> Exercise goal
What is the count of lines in the listing below that hold the string "προαναφερθείσες"? Reply with that number alone.

> Data for the task
****************
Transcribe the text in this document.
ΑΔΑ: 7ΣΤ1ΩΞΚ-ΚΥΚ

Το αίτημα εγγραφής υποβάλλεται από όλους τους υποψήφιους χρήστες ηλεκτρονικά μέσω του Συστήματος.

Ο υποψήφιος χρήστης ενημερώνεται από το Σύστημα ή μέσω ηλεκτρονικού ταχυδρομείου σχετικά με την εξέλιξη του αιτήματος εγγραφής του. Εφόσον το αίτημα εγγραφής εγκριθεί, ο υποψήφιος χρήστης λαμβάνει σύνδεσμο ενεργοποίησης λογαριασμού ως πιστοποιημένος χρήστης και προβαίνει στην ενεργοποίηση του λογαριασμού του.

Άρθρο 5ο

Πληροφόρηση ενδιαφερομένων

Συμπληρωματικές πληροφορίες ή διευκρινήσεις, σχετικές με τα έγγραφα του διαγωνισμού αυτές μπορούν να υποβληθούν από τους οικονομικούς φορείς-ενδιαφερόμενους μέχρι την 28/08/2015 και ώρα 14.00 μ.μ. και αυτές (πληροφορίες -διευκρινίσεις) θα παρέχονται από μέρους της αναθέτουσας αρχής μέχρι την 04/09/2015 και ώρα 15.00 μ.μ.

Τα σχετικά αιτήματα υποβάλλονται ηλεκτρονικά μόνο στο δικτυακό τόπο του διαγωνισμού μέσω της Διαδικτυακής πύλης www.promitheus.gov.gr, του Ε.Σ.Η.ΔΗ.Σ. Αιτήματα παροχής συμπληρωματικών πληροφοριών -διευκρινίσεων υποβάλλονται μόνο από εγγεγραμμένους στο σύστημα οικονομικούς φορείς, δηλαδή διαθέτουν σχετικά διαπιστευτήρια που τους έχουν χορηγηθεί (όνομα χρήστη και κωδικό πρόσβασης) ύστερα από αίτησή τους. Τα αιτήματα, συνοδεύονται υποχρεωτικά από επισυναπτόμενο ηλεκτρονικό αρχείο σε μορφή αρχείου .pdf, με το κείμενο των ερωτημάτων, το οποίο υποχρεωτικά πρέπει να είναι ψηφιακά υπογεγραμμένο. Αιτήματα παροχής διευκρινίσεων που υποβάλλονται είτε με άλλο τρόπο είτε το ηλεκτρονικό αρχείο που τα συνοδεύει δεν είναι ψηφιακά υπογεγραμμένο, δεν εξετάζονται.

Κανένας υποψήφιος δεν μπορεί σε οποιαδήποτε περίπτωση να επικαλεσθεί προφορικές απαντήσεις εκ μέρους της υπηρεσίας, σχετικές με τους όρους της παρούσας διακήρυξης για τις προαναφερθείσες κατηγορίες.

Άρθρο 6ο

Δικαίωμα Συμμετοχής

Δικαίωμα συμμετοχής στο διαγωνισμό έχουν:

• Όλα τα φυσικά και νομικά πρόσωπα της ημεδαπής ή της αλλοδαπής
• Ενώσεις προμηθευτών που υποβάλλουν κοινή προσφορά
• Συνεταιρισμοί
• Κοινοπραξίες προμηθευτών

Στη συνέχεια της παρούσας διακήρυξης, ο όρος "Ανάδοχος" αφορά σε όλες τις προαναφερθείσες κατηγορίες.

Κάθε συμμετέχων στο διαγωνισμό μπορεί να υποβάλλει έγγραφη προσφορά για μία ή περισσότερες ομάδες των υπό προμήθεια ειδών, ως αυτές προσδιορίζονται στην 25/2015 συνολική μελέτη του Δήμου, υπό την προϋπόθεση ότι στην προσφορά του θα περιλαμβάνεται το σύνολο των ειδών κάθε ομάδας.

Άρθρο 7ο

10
****************
> Written answer
2